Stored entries
——
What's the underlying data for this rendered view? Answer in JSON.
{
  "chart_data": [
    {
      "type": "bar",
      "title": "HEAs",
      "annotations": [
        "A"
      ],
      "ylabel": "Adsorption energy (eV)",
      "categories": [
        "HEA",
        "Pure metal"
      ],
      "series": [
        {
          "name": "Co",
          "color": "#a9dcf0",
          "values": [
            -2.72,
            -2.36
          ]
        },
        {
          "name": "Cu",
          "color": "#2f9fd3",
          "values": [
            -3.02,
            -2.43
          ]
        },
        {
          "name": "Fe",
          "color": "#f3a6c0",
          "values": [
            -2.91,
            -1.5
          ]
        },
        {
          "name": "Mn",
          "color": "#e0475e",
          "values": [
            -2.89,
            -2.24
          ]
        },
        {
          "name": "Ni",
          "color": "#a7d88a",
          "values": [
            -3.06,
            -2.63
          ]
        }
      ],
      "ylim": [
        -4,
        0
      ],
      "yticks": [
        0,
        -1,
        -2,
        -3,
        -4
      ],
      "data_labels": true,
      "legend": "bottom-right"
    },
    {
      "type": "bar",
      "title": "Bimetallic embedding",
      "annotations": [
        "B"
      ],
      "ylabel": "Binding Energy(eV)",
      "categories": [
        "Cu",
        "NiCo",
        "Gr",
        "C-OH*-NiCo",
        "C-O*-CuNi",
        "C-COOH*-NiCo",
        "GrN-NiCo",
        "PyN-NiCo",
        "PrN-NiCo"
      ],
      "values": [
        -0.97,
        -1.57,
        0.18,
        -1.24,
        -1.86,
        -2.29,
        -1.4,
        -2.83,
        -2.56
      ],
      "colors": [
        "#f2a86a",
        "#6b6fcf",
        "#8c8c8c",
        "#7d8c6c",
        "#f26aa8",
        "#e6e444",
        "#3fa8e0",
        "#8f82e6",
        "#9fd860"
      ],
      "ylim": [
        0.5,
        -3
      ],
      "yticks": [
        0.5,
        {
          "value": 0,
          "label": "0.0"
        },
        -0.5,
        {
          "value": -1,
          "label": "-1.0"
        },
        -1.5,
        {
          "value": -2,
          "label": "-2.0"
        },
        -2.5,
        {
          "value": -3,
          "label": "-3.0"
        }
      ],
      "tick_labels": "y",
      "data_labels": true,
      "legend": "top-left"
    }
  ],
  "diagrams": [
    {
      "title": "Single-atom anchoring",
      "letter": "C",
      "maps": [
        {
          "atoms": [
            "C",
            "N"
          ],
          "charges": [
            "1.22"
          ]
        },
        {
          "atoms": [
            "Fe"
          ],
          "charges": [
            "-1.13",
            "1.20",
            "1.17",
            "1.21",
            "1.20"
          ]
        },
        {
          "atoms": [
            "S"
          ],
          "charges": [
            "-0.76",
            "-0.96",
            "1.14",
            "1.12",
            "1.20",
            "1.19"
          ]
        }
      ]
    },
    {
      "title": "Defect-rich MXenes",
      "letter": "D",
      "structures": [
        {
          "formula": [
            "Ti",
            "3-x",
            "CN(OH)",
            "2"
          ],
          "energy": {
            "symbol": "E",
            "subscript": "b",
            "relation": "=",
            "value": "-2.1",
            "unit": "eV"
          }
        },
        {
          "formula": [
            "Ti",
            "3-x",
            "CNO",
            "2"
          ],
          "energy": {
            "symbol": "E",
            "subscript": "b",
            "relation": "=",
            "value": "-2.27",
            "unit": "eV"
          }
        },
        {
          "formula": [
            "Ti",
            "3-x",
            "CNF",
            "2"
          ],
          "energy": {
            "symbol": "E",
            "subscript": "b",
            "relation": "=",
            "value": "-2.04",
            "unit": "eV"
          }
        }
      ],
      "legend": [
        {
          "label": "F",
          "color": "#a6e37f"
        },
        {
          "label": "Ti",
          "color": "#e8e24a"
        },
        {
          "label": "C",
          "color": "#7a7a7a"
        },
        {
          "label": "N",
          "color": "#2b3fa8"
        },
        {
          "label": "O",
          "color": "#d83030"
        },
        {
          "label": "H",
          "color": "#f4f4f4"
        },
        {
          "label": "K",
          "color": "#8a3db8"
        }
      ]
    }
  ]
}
——
**Task instructions:** Copy each line of the listing that holds the word "ylabel".

**Solution for this exercise:**
      "ylabel": "Adsorption energy (eV)",
      "ylabel": "Binding Energy(eV)",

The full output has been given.